• **Stated exercise**
Gather every line holding the string "like".

=-=-=-=-=

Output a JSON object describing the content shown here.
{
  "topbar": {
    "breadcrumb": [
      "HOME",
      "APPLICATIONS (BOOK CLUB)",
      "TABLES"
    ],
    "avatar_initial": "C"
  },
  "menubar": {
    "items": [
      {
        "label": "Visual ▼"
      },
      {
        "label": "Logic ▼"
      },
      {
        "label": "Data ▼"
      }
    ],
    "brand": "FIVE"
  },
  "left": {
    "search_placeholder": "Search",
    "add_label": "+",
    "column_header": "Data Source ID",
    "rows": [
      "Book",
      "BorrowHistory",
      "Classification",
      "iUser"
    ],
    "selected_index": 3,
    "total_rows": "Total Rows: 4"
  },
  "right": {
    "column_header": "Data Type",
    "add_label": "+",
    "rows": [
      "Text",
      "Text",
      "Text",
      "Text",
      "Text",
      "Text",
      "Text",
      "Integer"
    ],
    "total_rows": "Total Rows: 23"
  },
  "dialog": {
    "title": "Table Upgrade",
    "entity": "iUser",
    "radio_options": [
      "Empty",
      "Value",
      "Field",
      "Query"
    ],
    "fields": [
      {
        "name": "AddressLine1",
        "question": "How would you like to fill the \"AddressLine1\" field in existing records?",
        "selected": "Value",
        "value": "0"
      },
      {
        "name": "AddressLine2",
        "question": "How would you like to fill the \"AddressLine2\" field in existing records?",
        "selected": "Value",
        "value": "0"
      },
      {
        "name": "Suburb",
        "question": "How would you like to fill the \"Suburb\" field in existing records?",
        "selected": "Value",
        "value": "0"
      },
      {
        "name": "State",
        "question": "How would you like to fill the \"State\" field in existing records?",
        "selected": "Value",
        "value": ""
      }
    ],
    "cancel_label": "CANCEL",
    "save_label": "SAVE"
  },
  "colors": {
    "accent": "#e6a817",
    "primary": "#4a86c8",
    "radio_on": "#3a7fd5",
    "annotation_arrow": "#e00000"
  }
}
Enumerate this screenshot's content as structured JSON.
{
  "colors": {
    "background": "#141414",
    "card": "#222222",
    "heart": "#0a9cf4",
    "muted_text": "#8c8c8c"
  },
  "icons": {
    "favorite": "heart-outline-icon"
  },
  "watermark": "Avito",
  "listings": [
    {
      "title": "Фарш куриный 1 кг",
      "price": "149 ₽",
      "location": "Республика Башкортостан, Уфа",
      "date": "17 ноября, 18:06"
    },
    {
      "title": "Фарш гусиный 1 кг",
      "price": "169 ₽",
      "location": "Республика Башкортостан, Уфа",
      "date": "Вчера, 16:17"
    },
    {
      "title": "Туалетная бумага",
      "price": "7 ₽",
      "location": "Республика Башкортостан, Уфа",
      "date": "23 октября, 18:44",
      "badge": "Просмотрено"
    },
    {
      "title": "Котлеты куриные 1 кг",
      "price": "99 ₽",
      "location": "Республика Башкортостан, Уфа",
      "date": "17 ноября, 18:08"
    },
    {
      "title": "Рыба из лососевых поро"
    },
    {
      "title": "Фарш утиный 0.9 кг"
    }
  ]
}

=-=-=-=-=

• **Solution to this exercise**
        "question": "How would you like to fill the \"AddressLine1\" field in existing records?",
        "question": "How would you like to fill the \"AddressLine2\" field in existing records?",
        "question": "How would you like to fill the \"Suburb\" field in existing records?",
        "question": "How would you like to fill the \"State\" field in existing records?",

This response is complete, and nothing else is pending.